> _Письменное задание 1_
Перепишите дословно фрагмент отрывка о деле Монро-стрит: всё от «Поскольку потенциальные подозреваемые» до «готов его списать.» включительно.

> _Отрывок_
◇ ◇ ◇

Поскольку потенциальные подозреваемые – все участники погони за Джоном Скоттом, фактически расследование Монро-стрит внутреннее. Но раз Джона Скотта убили, ОВД уже не может его вести. Это уголовное дело и находится оно в юрисдикции убойного отдела.
У Уордена и самого хватает конфликтов интересов. Четверть века – в любой профессии не пустяк, но для Уордена его годы службы в форме – это все. Он пронес с собой частичку Нормана Бакмана, частичку Скотти Маккауна. И все-таки он вел дело Монро-стрит, потому что на доске стоит его буква – его буква рядом с красным именем Джона Скотта. Это убийство; это его убийство. И если какому-то копу не хватило мозгов или смелости в нем признаться, то Уорден готов его списать.

◇ ◇ ◇

> _Предоставленные записи_
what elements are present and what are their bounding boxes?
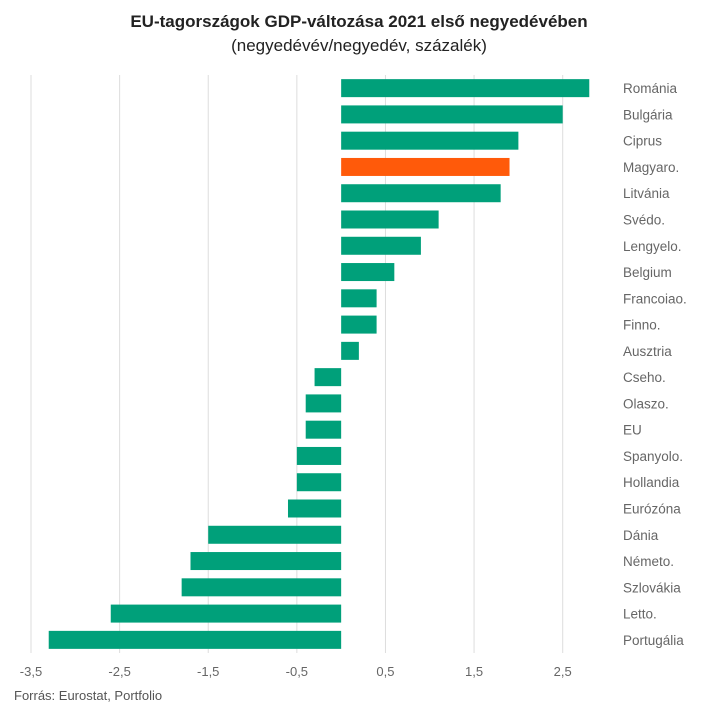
category-label: Francoiao.: [623, 291, 687, 306]
bar-3: [341, 157, 510, 176]
chart-title: EU-tagországok GDP-változása 2021 első n…: [130, 12, 588, 31]
category-label: Szlovákia: [623, 580, 681, 595]
category-label: Ausztria: [623, 344, 672, 359]
bar-20: [110, 604, 342, 623]
category-label: Svédo.: [623, 213, 665, 228]
chart-subtitle: (negyedévév/negyedév, százalék): [231, 36, 487, 55]
bar-17: [208, 525, 342, 544]
bar-16: [287, 499, 342, 518]
category-label: Magyaro.: [623, 160, 679, 175]
bar-13: [305, 420, 342, 439]
x-tick-label: 0,5: [376, 664, 394, 679]
bar-11: [314, 368, 342, 387]
category-label: Németo.: [623, 554, 674, 569]
bar-0: [341, 79, 590, 98]
bar-5: [341, 210, 439, 229]
category-labels: Románia Bulgária Ciprus Magyaro. Litvánia Své…: [623, 81, 687, 648]
x-tick-label: -1,5: [197, 664, 219, 679]
source-note: Forrás: Eurostat, Portfolio: [14, 688, 163, 703]
bar-10: [341, 341, 359, 360]
bar-6: [341, 236, 421, 255]
bar-12: [305, 394, 342, 413]
category-label: Románia: [623, 81, 678, 96]
bar-2: [341, 131, 519, 150]
category-label: Bulgária: [623, 107, 673, 122]
bar-15: [296, 473, 342, 492]
bar-21: [48, 630, 342, 649]
bar-7: [341, 263, 395, 282]
bar-9: [341, 315, 377, 334]
category-label: Dánia: [623, 528, 659, 543]
bar-19: [181, 578, 342, 597]
category-label: Portugália: [623, 633, 684, 648]
x-tick-label: 1,5: [465, 664, 483, 679]
category-label: Ciprus: [623, 134, 662, 149]
bar-14: [296, 446, 342, 465]
x-tick-label: -3,5: [20, 664, 42, 679]
category-label: Spanyolo.: [623, 449, 683, 464]
category-label: Belgium: [623, 265, 672, 280]
x-axis-ticks: -3,5 -2,5 -1,5 -0,5 0,5 1,5 2,5: [20, 664, 572, 679]
bars: [48, 79, 590, 649]
x-tick-label: -0,5: [286, 664, 308, 679]
category-label: EU: [623, 423, 642, 438]
bar-4: [341, 184, 501, 203]
category-label: Olaszo.: [623, 396, 669, 411]
category-label: Finno.: [623, 318, 661, 333]
category-label: Lengyelo.: [623, 239, 682, 254]
x-tick-label: -2,5: [108, 664, 130, 679]
category-label: Cseho.: [623, 370, 666, 385]
category-label: Eurózóna: [623, 502, 681, 517]
category-label: Litvánia: [623, 186, 670, 201]
category-label: Hollandia: [623, 475, 680, 490]
bar-8: [341, 289, 377, 308]
category-label: Letto.: [623, 607, 657, 622]
bar-1: [341, 105, 563, 124]
bar-18: [190, 552, 342, 571]
x-tick-label: 2,5: [554, 664, 572, 679]
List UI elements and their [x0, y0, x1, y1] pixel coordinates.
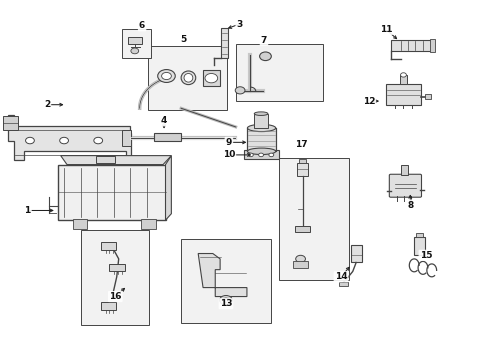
Text: 16: 16 [109, 292, 122, 301]
Bar [247, 128, 275, 151]
Bar [254, 114, 267, 128]
Text: 4: 4 [161, 116, 167, 125]
Bar [81, 230, 149, 325]
Bar [181, 239, 271, 323]
Text: 14: 14 [334, 272, 346, 281]
Text: 3: 3 [236, 19, 242, 28]
Bar [390, 40, 431, 51]
Circle shape [161, 72, 171, 80]
Bar [297, 163, 307, 176]
Bar [385, 84, 420, 105]
Bar [203, 70, 220, 86]
Circle shape [268, 153, 273, 157]
Bar [338, 282, 347, 286]
Circle shape [400, 73, 406, 77]
Bar [3, 116, 18, 130]
Text: 15: 15 [419, 251, 431, 260]
Bar [58, 165, 165, 220]
Bar [148, 45, 227, 110]
Bar [424, 94, 430, 99]
Bar [278, 158, 348, 280]
Text: 7: 7 [260, 36, 266, 45]
Bar [429, 40, 434, 51]
Bar [221, 28, 227, 58]
Polygon shape [198, 253, 246, 297]
Bar [399, 75, 406, 84]
Bar [415, 233, 422, 237]
Bar [295, 226, 309, 232]
Text: 10: 10 [222, 150, 235, 159]
Bar [141, 219, 156, 229]
Bar [400, 165, 407, 175]
Bar [101, 242, 116, 250]
Text: 11: 11 [379, 25, 391, 34]
Circle shape [259, 52, 271, 60]
Circle shape [219, 296, 232, 305]
Circle shape [248, 153, 253, 157]
Circle shape [158, 69, 175, 82]
Polygon shape [61, 156, 171, 165]
Ellipse shape [254, 112, 267, 116]
Bar [128, 37, 142, 44]
Text: 2: 2 [44, 100, 50, 109]
Circle shape [204, 73, 217, 83]
Circle shape [94, 137, 102, 144]
Text: 8: 8 [407, 201, 412, 210]
Bar [96, 156, 115, 163]
Ellipse shape [181, 71, 195, 85]
Bar [236, 44, 322, 101]
Text: 5: 5 [180, 35, 186, 44]
Bar [122, 30, 151, 58]
Circle shape [60, 137, 68, 144]
Bar [109, 264, 125, 271]
FancyBboxPatch shape [388, 174, 421, 197]
Bar [413, 237, 424, 255]
Bar [244, 150, 278, 159]
Bar [122, 130, 131, 146]
Bar [73, 219, 87, 229]
Bar [298, 159, 306, 163]
Polygon shape [8, 116, 131, 160]
Text: 13: 13 [219, 299, 232, 308]
Circle shape [131, 48, 139, 54]
Text: 9: 9 [225, 138, 232, 147]
Bar [154, 134, 181, 141]
Bar [350, 245, 361, 262]
Text: 1: 1 [24, 206, 31, 215]
Circle shape [295, 255, 305, 262]
Ellipse shape [183, 73, 192, 82]
Bar [101, 302, 116, 310]
Text: 17: 17 [294, 140, 307, 149]
Text: 6: 6 [139, 21, 145, 30]
Polygon shape [165, 156, 171, 220]
Circle shape [258, 153, 263, 157]
Bar [293, 261, 307, 268]
Ellipse shape [247, 148, 275, 154]
Circle shape [235, 87, 244, 94]
Ellipse shape [247, 125, 275, 132]
Text: 12: 12 [362, 96, 374, 105]
Circle shape [223, 298, 228, 302]
Circle shape [25, 137, 34, 144]
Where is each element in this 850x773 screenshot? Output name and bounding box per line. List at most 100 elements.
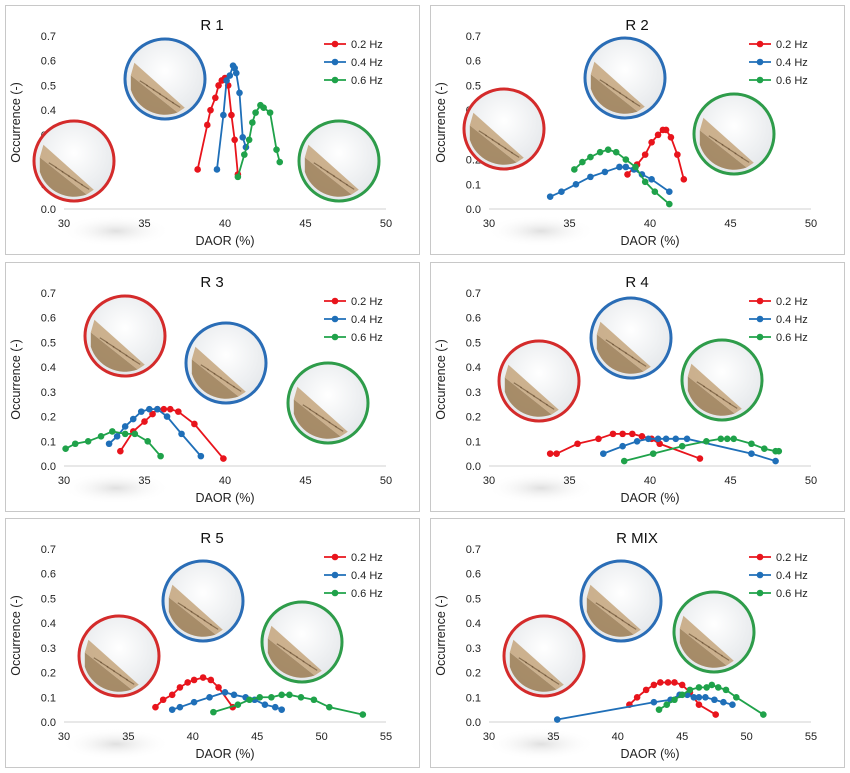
data-point — [184, 679, 191, 686]
pellet-pile-top — [596, 321, 651, 372]
y-tick-label: 0.5 — [466, 593, 481, 605]
pellet-pile — [504, 377, 552, 417]
legend-marker — [331, 40, 339, 48]
y-tick-label: 0.1 — [41, 692, 56, 704]
data-point — [144, 437, 152, 445]
y-tick-label: 0.6 — [41, 56, 56, 68]
legend-label: 0.6 Hz — [351, 332, 383, 344]
y-tick-label: 0.7 — [41, 31, 56, 43]
series-line — [237, 103, 281, 178]
data-point — [239, 134, 247, 141]
data-point — [231, 136, 238, 144]
y-tick-label: 0.2 — [41, 668, 56, 680]
y-tick-label: 0.5 — [466, 80, 481, 92]
data-point — [619, 442, 626, 450]
y-tick-label: 0.1 — [466, 692, 481, 704]
x-tick-label: 40 — [644, 218, 656, 230]
data-point — [720, 698, 727, 706]
x-tick-label: 35 — [122, 731, 134, 743]
data-point — [650, 698, 658, 706]
photo-ring — [497, 339, 581, 423]
pellet-texture — [627, 623, 637, 630]
pellet-pile-top — [39, 144, 94, 195]
legend-label: 0.4 Hz — [351, 570, 383, 582]
data-point — [137, 408, 145, 415]
data-point — [662, 435, 670, 443]
legend-label: 0.2 Hz — [351, 39, 383, 51]
data-point — [624, 171, 631, 178]
data-point — [163, 413, 171, 420]
data-point — [633, 437, 641, 445]
pellet-photo — [77, 614, 161, 698]
legend-marker — [331, 553, 339, 561]
data-point — [268, 693, 275, 701]
data-point — [695, 693, 703, 701]
data-point — [711, 696, 718, 704]
data-point — [703, 437, 710, 445]
data-point — [252, 109, 259, 116]
data-point — [241, 151, 248, 158]
data-point — [236, 89, 243, 97]
data-point — [154, 405, 161, 413]
legend-marker — [756, 571, 764, 579]
data-point — [600, 450, 607, 457]
pellet-pile-top — [509, 639, 564, 690]
legend-marker — [756, 58, 764, 66]
data-point — [278, 706, 285, 713]
pellet-pile-top — [304, 144, 359, 195]
data-point — [152, 703, 159, 711]
x-axis-label: DAOR (%) — [620, 491, 679, 505]
data-point — [558, 188, 565, 195]
legend-label: 0.6 Hz — [776, 75, 808, 87]
data-point — [695, 684, 703, 691]
x-tick-label: 55 — [805, 731, 817, 743]
y-tick-label: 0.7 — [466, 288, 481, 300]
legend-marker — [756, 315, 764, 323]
data-point — [633, 693, 641, 701]
series-line — [602, 437, 776, 462]
data-point — [175, 408, 182, 415]
data-point — [157, 452, 164, 460]
data-point — [678, 691, 686, 699]
pellet-pile-top — [191, 346, 246, 397]
y-tick-label: 0.6 — [41, 569, 56, 581]
photo-ring — [32, 119, 116, 203]
pellet-photo — [297, 119, 381, 203]
data-point — [678, 681, 686, 689]
data-point — [178, 430, 185, 438]
data-point — [212, 94, 219, 102]
y-axis-label: Occurrence (-) — [434, 82, 448, 163]
data-point — [650, 681, 658, 689]
pellet-photo — [462, 87, 546, 171]
pellet-texture — [232, 385, 242, 392]
y-tick-label: 0.5 — [41, 593, 56, 605]
data-point — [117, 447, 124, 455]
pellet-pile — [687, 376, 735, 416]
data-point — [641, 151, 649, 158]
chart-r2: R 20.00.10.20.30.40.50.60.73035404550DAO… — [434, 17, 817, 248]
chart-title: R 3 — [200, 274, 223, 291]
pellet-texture — [334, 425, 344, 432]
y-tick-label: 0.0 — [466, 717, 481, 729]
data-point — [121, 423, 129, 430]
y-tick-label: 0.0 — [466, 204, 481, 216]
data-point — [159, 696, 167, 704]
chart-r5: R 5 0.0 0.1 0.2 0.3 0.4 0.5 0.6 0.7 30 35 40 45 50 55 D… — [9, 530, 392, 761]
chart-title: R 4 — [625, 274, 648, 291]
data-point — [609, 430, 617, 438]
pellet-pile-top — [130, 62, 185, 113]
data-point — [574, 440, 581, 448]
plot-shadow — [486, 215, 596, 247]
data-point — [310, 696, 318, 704]
pellet-pile-top — [267, 625, 322, 676]
legend-label: 0.2 Hz — [776, 296, 808, 308]
data-point — [553, 450, 560, 457]
y-tick-label: 0.0 — [41, 461, 56, 473]
photo-ring — [680, 338, 764, 422]
pellet-pile-top — [84, 639, 139, 690]
pellet-pile — [699, 130, 747, 170]
pellet-photo — [672, 590, 756, 674]
legend-marker — [331, 297, 339, 305]
y-tick-label: 0.4 — [41, 362, 56, 374]
y-tick-label: 0.6 — [466, 56, 481, 68]
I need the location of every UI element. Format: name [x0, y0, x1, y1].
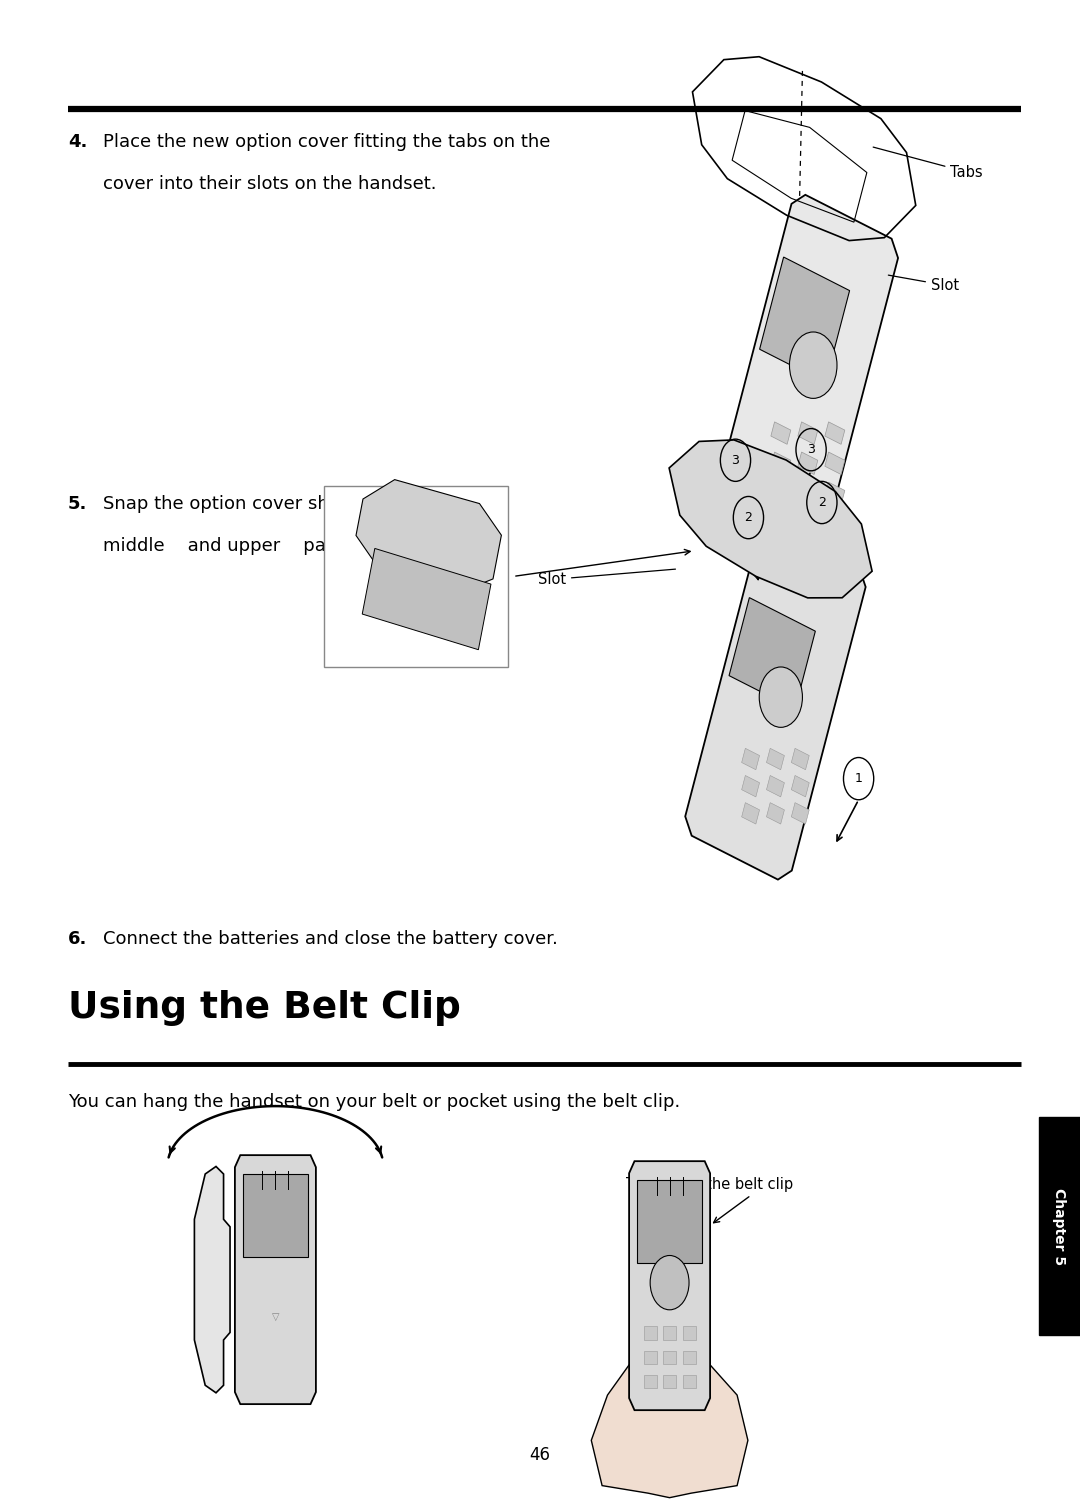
Bar [683, 1351, 696, 1364]
Polygon shape [592, 1366, 747, 1497]
Bar [663, 1375, 676, 1388]
Text: Snap the option cover shut on the lower    ,: Snap the option cover shut on the lower … [103, 495, 495, 513]
Text: Chapter 5: Chapter 5 [1053, 1188, 1066, 1265]
Polygon shape [767, 748, 784, 770]
Text: middle    and upper    parts of the handset.: middle and upper parts of the handset. [103, 537, 491, 555]
Polygon shape [771, 453, 791, 474]
Polygon shape [825, 453, 845, 474]
Bar [644, 1326, 657, 1340]
Bar [663, 1326, 676, 1340]
Polygon shape [825, 423, 845, 444]
Text: Slot: Slot [538, 569, 675, 587]
Bar [683, 1326, 696, 1340]
Text: To remove the belt clip: To remove the belt clip [626, 1177, 794, 1192]
Polygon shape [742, 776, 759, 797]
Text: Using the Belt Clip: Using the Belt Clip [68, 990, 461, 1026]
Polygon shape [771, 483, 791, 504]
Text: ▽: ▽ [272, 1313, 279, 1322]
Circle shape [650, 1255, 689, 1310]
Polygon shape [637, 1180, 702, 1263]
FancyBboxPatch shape [324, 486, 508, 667]
Text: 1: 1 [854, 773, 863, 785]
Circle shape [789, 332, 837, 398]
Polygon shape [798, 483, 818, 504]
Text: Connect the batteries and close the battery cover.: Connect the batteries and close the batt… [103, 930, 557, 948]
Text: You can hang the handset on your belt or pocket using the belt clip.: You can hang the handset on your belt or… [68, 1093, 680, 1111]
Polygon shape [742, 748, 759, 770]
Polygon shape [759, 257, 850, 383]
Polygon shape [767, 803, 784, 824]
Polygon shape [235, 1156, 315, 1403]
Polygon shape [670, 441, 872, 598]
Polygon shape [798, 423, 818, 444]
Bar [663, 1351, 676, 1364]
Polygon shape [717, 195, 899, 551]
Polygon shape [629, 1162, 711, 1409]
FancyBboxPatch shape [1039, 1117, 1080, 1335]
Polygon shape [825, 483, 845, 504]
Text: Slot: Slot [889, 275, 959, 293]
Polygon shape [792, 748, 809, 770]
Polygon shape [767, 776, 784, 797]
Polygon shape [771, 423, 791, 444]
Text: 3: 3 [807, 444, 815, 456]
Polygon shape [798, 453, 818, 474]
Text: 4.: 4. [68, 133, 87, 151]
Polygon shape [685, 524, 866, 880]
Polygon shape [362, 548, 491, 650]
Polygon shape [356, 480, 501, 592]
Polygon shape [825, 513, 845, 534]
Polygon shape [798, 513, 818, 534]
Polygon shape [729, 598, 815, 709]
Text: 2: 2 [818, 496, 826, 509]
Bar [644, 1351, 657, 1364]
Text: 46: 46 [529, 1446, 551, 1464]
Text: 3: 3 [731, 454, 740, 466]
Bar [683, 1375, 696, 1388]
Text: Tabs: Tabs [873, 146, 983, 180]
Text: 5.: 5. [68, 495, 87, 513]
Polygon shape [243, 1174, 308, 1257]
Polygon shape [771, 513, 791, 534]
Polygon shape [792, 776, 809, 797]
Bar [644, 1375, 657, 1388]
Text: 6.: 6. [68, 930, 87, 948]
Text: cover into their slots on the handset.: cover into their slots on the handset. [103, 175, 436, 193]
Polygon shape [742, 803, 759, 824]
Circle shape [759, 667, 802, 727]
Polygon shape [792, 803, 809, 824]
Text: 2: 2 [744, 512, 753, 524]
Polygon shape [194, 1166, 230, 1393]
Text: Place the new option cover fitting the tabs on the: Place the new option cover fitting the t… [103, 133, 550, 151]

◇ ◇ ◇

> _Письменное задание 2_
Замените в записях «x-tick-label» на «x-axis-label» во всех строках от той, что содержит «category-label: Francoiao.: [623, 291, 687, 306]», до строки с «bar-21: [48, 630, 342, 649]» включительно. Остальное в них не меняйте и выведите только эти строки.

> _Итоговый ответ 1_
Поскольку потенциальные подозреваемые – все участники погони за Джоном Скоттом, фактически расследование Монро-стрит внутреннее. Но раз Джона Скотта убили, ОВД уже не может его вести. Это уголовное дело и находится оно в юрисдикции убойного отдела.
У Уордена и самого хватает конфликтов интересов. Четверть века – в любой профессии не пустяк, но для Уордена его годы службы в форме – это все. Он пронес с собой частичку Нормана Бакмана, частичку Скотти Маккауна. И все-таки он вел дело Монро-стрит, потому что на доске стоит его буква – его буква рядом с красным именем Джона Скотта. Это убийство; это его убийство. И если какому-то копу не хватило мозгов или смелости в нем признаться, то Уорден готов его списать.

> _Итоговый ответ 2_
category-label: Francoiao.: [623, 291, 687, 306]
bar-3: [341, 157, 510, 176]
chart-title: EU-tagországok GDP-változása 2021 első n…: [130, 12, 588, 31]
category-label: Szlovákia: [623, 580, 681, 595]
category-label: Ausztria: [623, 344, 672, 359]
bar-20: [110, 604, 342, 623]
category-label: Svédo.: [623, 213, 665, 228]
chart-subtitle: (negyedévév/negyedév, százalék): [231, 36, 487, 55]
bar-17: [208, 525, 342, 544]
bar-16: [287, 499, 342, 518]
category-label: Magyaro.: [623, 160, 679, 175]
bar-13: [305, 420, 342, 439]
x-axis-label: 0,5: [376, 664, 394, 679]
bar-11: [314, 368, 342, 387]
category-label: Németo.: [623, 554, 674, 569]
bar-0: [341, 79, 590, 98]
bar-5: [341, 210, 439, 229]
category-labels: Románia Bulgária Ciprus Magyaro. Litvánia Své…: [623, 81, 687, 648]
x-axis-label: -1,5: [197, 664, 219, 679]
source-note: Forrás: Eurostat, Portfolio: [14, 688, 163, 703]
bar-10: [341, 341, 359, 360]
bar-6: [341, 236, 421, 255]
bar-12: [305, 394, 342, 413]
category-label: Románia: [623, 81, 678, 96]
bar-2: [341, 131, 519, 150]
category-label: Bulgária: [623, 107, 673, 122]
bar-15: [296, 473, 342, 492]
bar-21: [48, 630, 342, 649]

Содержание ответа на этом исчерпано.